-- Start of Extracted material --

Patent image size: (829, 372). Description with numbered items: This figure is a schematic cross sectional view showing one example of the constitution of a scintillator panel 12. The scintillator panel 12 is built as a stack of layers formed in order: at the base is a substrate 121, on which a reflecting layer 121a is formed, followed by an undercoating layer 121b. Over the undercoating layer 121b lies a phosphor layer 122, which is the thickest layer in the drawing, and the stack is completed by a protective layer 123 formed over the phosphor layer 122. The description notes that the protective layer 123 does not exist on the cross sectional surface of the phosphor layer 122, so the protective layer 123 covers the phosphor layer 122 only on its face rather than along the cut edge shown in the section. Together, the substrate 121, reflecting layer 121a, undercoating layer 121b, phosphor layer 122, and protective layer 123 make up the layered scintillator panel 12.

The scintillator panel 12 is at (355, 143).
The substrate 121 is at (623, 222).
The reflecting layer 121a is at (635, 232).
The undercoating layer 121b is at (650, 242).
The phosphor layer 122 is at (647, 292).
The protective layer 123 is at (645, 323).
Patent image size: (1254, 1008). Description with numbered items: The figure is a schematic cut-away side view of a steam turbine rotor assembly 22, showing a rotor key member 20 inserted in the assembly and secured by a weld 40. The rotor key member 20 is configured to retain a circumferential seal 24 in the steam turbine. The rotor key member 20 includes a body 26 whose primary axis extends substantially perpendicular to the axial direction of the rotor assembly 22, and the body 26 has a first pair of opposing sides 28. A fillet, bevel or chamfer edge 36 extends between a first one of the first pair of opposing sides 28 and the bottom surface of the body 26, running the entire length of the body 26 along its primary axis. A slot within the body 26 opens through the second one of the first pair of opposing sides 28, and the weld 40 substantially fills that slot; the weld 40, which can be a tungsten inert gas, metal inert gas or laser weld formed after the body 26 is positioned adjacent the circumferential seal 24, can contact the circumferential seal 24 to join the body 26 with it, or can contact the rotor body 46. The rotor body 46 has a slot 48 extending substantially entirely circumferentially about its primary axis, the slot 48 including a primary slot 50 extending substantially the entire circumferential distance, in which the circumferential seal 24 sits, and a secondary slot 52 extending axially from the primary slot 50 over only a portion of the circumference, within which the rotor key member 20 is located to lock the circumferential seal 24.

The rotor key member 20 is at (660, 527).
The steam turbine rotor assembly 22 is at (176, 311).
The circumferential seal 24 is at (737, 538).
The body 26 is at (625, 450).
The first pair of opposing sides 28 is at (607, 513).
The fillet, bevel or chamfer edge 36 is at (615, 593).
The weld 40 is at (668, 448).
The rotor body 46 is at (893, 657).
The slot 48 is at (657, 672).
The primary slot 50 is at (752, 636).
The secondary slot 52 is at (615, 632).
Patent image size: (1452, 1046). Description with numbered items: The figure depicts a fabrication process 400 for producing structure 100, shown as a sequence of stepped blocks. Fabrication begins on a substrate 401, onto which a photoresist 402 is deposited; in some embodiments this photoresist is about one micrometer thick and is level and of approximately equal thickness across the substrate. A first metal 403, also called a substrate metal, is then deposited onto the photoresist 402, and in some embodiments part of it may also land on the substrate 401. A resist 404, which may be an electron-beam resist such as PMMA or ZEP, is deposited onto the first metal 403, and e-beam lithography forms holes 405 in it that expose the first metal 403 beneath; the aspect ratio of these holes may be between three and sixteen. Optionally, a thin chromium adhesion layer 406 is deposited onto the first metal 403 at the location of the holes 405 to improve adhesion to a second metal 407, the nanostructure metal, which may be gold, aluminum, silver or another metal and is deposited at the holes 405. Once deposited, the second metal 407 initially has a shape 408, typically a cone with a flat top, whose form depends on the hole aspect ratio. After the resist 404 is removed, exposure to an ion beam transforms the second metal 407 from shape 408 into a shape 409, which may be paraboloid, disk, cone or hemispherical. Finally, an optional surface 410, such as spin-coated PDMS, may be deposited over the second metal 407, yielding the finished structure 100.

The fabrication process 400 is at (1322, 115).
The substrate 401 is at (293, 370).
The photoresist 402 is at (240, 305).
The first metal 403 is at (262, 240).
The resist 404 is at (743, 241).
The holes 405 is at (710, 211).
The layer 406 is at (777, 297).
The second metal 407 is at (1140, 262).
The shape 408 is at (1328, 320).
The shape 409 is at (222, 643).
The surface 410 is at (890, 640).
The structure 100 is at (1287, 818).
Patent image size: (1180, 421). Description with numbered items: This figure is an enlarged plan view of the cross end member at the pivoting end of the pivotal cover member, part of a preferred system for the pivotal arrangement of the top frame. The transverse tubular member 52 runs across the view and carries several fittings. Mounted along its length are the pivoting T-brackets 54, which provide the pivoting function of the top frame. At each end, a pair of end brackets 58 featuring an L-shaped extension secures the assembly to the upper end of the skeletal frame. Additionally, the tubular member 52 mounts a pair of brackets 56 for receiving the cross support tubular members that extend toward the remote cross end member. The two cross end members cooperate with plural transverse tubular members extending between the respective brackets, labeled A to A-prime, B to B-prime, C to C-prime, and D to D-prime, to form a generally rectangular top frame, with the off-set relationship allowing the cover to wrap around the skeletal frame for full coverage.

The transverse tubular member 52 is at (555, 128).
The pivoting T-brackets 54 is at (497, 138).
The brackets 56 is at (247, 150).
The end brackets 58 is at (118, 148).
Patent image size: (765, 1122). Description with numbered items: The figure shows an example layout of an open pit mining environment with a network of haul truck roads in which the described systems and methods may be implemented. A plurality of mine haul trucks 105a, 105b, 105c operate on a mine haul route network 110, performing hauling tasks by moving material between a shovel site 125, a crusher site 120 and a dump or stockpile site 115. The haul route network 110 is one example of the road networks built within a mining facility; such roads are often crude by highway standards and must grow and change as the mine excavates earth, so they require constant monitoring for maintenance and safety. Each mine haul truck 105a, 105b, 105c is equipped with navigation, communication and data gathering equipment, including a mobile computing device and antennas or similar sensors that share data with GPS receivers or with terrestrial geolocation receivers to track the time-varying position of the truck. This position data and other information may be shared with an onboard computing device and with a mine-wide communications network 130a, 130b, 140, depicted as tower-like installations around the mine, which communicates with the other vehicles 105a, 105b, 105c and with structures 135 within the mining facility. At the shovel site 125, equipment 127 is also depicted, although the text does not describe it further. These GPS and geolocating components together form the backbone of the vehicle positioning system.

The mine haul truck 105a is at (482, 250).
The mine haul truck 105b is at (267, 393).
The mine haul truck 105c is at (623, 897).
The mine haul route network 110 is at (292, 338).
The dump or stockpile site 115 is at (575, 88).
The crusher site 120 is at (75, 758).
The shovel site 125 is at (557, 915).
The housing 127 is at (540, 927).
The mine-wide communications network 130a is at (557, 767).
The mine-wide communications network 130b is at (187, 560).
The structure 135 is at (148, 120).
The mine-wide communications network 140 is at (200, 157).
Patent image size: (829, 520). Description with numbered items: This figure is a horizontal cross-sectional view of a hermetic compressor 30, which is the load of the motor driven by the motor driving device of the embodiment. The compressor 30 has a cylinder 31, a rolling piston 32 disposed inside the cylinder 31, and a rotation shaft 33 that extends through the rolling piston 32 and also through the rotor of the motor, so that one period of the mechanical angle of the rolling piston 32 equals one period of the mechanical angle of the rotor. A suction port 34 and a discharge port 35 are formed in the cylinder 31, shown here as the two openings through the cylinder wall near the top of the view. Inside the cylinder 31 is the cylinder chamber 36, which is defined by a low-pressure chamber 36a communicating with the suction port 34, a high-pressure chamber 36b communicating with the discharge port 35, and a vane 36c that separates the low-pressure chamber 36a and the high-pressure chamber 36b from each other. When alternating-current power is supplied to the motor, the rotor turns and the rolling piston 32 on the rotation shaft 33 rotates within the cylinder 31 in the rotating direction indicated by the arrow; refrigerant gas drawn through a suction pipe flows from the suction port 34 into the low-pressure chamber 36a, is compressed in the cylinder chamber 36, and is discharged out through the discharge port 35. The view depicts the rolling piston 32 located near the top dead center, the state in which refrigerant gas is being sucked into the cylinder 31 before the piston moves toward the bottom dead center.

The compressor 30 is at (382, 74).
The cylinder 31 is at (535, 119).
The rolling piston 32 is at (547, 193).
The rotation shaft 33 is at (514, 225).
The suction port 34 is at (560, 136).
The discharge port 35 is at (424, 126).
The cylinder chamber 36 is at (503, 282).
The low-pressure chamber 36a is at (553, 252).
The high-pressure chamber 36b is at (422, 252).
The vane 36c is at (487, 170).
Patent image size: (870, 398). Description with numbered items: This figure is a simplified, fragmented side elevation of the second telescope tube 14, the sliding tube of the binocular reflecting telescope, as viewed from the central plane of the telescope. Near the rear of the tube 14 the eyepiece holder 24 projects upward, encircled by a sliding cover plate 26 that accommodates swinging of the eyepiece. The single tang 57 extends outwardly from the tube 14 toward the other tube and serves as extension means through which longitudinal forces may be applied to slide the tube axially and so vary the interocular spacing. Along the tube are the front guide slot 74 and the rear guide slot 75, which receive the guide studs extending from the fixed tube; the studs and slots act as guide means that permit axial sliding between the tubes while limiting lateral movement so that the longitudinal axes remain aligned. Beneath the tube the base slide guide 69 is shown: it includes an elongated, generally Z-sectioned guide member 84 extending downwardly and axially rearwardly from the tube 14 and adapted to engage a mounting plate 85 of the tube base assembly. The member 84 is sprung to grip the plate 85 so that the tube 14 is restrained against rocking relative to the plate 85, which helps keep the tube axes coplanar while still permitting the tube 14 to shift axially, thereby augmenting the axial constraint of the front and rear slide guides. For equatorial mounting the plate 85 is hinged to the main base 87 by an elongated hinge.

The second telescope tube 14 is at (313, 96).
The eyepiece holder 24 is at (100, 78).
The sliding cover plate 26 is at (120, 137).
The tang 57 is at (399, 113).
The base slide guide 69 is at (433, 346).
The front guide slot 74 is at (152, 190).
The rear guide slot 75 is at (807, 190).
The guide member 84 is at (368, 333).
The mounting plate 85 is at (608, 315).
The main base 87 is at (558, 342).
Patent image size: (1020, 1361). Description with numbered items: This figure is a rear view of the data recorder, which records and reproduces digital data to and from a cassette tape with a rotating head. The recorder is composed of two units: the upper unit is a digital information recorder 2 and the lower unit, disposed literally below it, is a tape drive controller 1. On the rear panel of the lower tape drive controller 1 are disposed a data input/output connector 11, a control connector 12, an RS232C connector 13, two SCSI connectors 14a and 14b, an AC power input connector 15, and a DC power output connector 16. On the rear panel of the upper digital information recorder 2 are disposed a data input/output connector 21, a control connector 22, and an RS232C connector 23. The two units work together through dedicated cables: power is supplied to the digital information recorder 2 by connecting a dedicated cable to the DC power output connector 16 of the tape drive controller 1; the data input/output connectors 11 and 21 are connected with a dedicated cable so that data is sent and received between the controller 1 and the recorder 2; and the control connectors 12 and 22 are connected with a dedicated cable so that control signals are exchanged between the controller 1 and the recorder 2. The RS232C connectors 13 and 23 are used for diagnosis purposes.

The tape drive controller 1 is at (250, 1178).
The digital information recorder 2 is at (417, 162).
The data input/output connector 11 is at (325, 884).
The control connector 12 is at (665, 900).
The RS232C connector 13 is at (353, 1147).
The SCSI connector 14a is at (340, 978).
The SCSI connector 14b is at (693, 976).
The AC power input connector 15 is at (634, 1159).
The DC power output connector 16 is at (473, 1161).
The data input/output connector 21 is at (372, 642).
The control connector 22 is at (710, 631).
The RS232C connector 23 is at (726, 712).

-- End of Extracted material --

Exercise objective - Rewrite the listing between the lines holding "Patent image size: (1254, 1008)." and "The first pair of opposing sides 28 is", inclusive, with "schematic" replaced by "diagrammatic" and nothing else changed.

Solution -
Patent image size: (1254, 1008). Description with numbered items: The figure is a diagrammatic cut-away side view of a steam turbine rotor assembly 22, showing a rotor key member 20 inserted in the assembly and secured by a weld 40. The rotor key member 20 is configured to retain a circumferential seal 24 in the steam turbine. The rotor key member 20 includes a body 26 whose primary axis extends substantially perpendicular to the axial direction of the rotor assembly 22, and the body 26 has a first pair of opposing sides 28. A fillet, bevel or chamfer edge 36 extends between a first one of the first pair of opposing sides 28 and the bottom surface of the body 26, running the entire length of the body 26 along its primary axis. A slot within the body 26 opens through the second one of the first pair of opposing sides 28, and the weld 40 substantially fills that slot; the weld 40, which can be a tungsten inert gas, metal inert gas or laser weld formed after the body 26 is positioned adjacent the circumferential seal 24, can contact the circumferential seal 24 to join the body 26 with it, or can contact the rotor body 46. The rotor body 46 has a slot 48 extending substantially entirely circumferentially about its primary axis, the slot 48 including a primary slot 50 extending substantially the entire circumferential distance, in which the circumferential seal 24 sits, and a secondary slot 52 extending axially from the primary slot 50 over only a portion of the circumference, within which the rotor key member 20 is located to lock the circumferential seal 24.

The rotor key member 20 is at (660, 527).
The steam turbine rotor assembly 22 is at (176, 311).
The circumferential seal 24 is at (737, 538).
The body 26 is at (625, 450).
The first pair of opposing sides 28 is at (607, 513).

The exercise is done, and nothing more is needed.